INSTRUCTION: Reproduce every line of the listing below verbatim, omitting the picture placeholder.

DATA FOR THE TASK:
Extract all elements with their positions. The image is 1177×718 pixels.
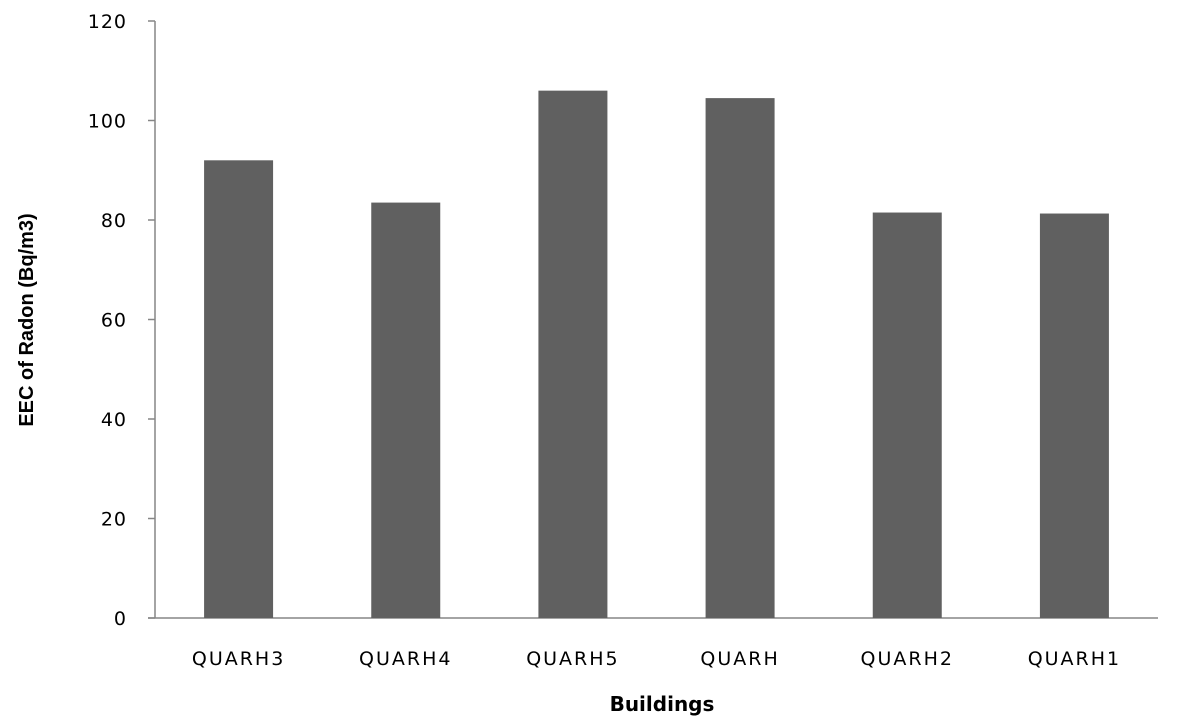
- y-axis: 0 20 40 60 80 100 120: [88, 11, 156, 630]
- x-axis-title: Buildings: [610, 692, 715, 716]
- bars: [204, 90, 1109, 619]
- y-tick-label: 100: [88, 111, 127, 133]
- x-axis: QUARH3 QUARH4 QUARH5 QUARH QUARH2 QUARH1: [148, 617, 1158, 670]
- bar-quarh2: [872, 212, 942, 618]
- x-tick-label: QUARH5: [526, 648, 619, 670]
- x-tick-label: QUARH: [700, 648, 779, 670]
- y-axis-title: EEC of Radon (Bq/m3): [16, 213, 38, 426]
- x-tick-label: QUARH2: [861, 648, 954, 670]
- bar-quarh3: [204, 160, 274, 619]
- y-tick-label: 80: [101, 210, 127, 232]
- bar-quarh: [705, 98, 775, 619]
- x-tick-label: QUARH4: [359, 648, 452, 670]
- bar-quarh4: [371, 202, 441, 618]
- x-tick-label: QUARH3: [192, 648, 285, 670]
- y-tick-label: 40: [101, 409, 127, 431]
- x-tick-label: QUARH1: [1028, 648, 1121, 670]
- bar-quarh1: [1039, 213, 1109, 618]
- bar-quarh5: [538, 90, 608, 618]
- y-tick-label: 60: [101, 310, 127, 332]
- y-tick-label: 0: [114, 608, 127, 630]
- y-tick-label: 120: [88, 11, 127, 33]
- y-tick-label: 20: [101, 509, 127, 531]
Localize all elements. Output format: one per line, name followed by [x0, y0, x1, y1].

RESULT:
Extract all elements with their positions. The image is 1177×718 pixels.
- y-axis: 0 20 40 60 80 100 120: [88, 11, 156, 630]
- x-axis-title: Buildings: [610, 692, 715, 716]
- bars: [204, 90, 1109, 619]
- y-tick-label: 100: [88, 111, 127, 133]
- x-axis: QUARH3 QUARH4 QUARH5 QUARH QUARH2 QUARH1: [148, 617, 1158, 670]
- bar-quarh2: [872, 212, 942, 618]
- x-tick-label: QUARH5: [526, 648, 619, 670]
- x-tick-label: QUARH: [700, 648, 779, 670]
- y-axis-title: EEC of Radon (Bq/m3): [16, 213, 38, 426]
- x-tick-label: QUARH2: [861, 648, 954, 670]
- bar-quarh3: [204, 160, 274, 619]
- y-tick-label: 80: [101, 210, 127, 232]
- bar-quarh: [705, 98, 775, 619]
- x-tick-label: QUARH4: [359, 648, 452, 670]
- bar-quarh4: [371, 202, 441, 618]
- x-tick-label: QUARH3: [192, 648, 285, 670]
- y-tick-label: 40: [101, 409, 127, 431]
- x-tick-label: QUARH1: [1028, 648, 1121, 670]
- bar-quarh1: [1039, 213, 1109, 618]
- bar-quarh5: [538, 90, 608, 618]
- y-tick-label: 60: [101, 310, 127, 332]
- y-tick-label: 0: [114, 608, 127, 630]
- y-tick-label: 120: [88, 11, 127, 33]
- y-tick-label: 20: [101, 509, 127, 531]
Localize all elements. Output format: one per line, name followed by [x0, y0, x1, y1].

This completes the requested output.